■ **Requirement**:
Copy the data exactly; pictures stay out of the copy.

■ **Input for this task**:
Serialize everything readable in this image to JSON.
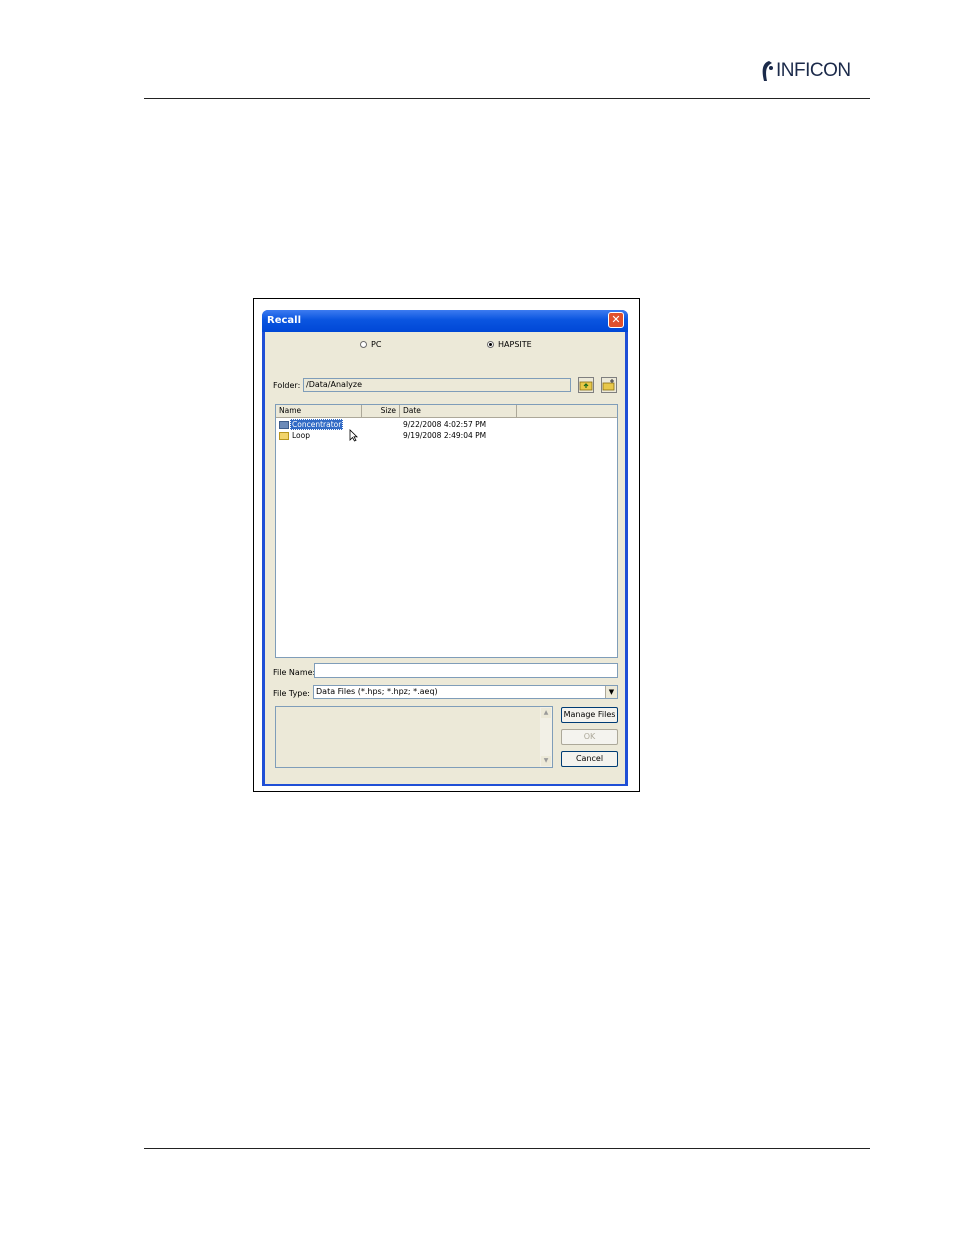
{
  "header": {
    "logo_text": "INFICON"
  },
  "dialog": {
    "title": "Recall",
    "close_glyph": "✕",
    "source_options": [
      {
        "label": "PC",
        "selected": false
      },
      {
        "label": "HAPSITE",
        "selected": true
      }
    ],
    "folder_label": "Folder:",
    "folder_path": "/Data/Analyze",
    "toolbar_icons": [
      "folder-up-icon",
      "new-folder-icon"
    ],
    "columns": [
      "Name",
      "Size",
      "Date"
    ],
    "files": [
      {
        "name": "Concentrator",
        "size": "",
        "date": "9/22/2008 4:02:57 PM",
        "selected": true
      },
      {
        "name": "Loop",
        "size": "",
        "date": "9/19/2008 2:49:04 PM",
        "selected": false
      }
    ],
    "file_name_label": "File Name:",
    "file_name_value": "",
    "file_type_label": "File Type:",
    "file_type_value": "Data Files (*.hps; *.hpz; *.aeq)",
    "buttons": {
      "manage": "Manage Files",
      "ok": "OK",
      "cancel": "Cancel"
    },
    "colors": {
      "titlebar": "#0a55e0",
      "face": "#ece9d8",
      "selection": "#316ac5",
      "close": "#e0502d"
    }
  }
}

■ **Solution to this problem**:
Serialize everything readable in this image to JSON.
{
  "header": {
    "logo_text": "INFICON"
  },
  "dialog": {
    "title": "Recall",
    "close_glyph": "✕",
    "source_options": [
      {
        "label": "PC",
        "selected": false
      },
      {
        "label": "HAPSITE",
        "selected": true
      }
    ],
    "folder_label": "Folder:",
    "folder_path": "/Data/Analyze",
    "toolbar_icons": [
      "folder-up-icon",
      "new-folder-icon"
    ],
    "columns": [
      "Name",
      "Size",
      "Date"
    ],
    "files": [
      {
        "name": "Concentrator",
        "size": "",
        "date": "9/22/2008 4:02:57 PM",
        "selected": true
      },
      {
        "name": "Loop",
        "size": "",
        "date": "9/19/2008 2:49:04 PM",
        "selected": false
      }
    ],
    "file_name_label": "File Name:",
    "file_name_value": "",
    "file_type_label": "File Type:",
    "file_type_value": "Data Files (*.hps; *.hpz; *.aeq)",
    "buttons": {
      "manage": "Manage Files",
      "ok": "OK",
      "cancel": "Cancel"
    },
    "colors": {
      "titlebar": "#0a55e0",
      "face": "#ece9d8",
      "selection": "#316ac5",
      "close": "#e0502d"
    }
  }
}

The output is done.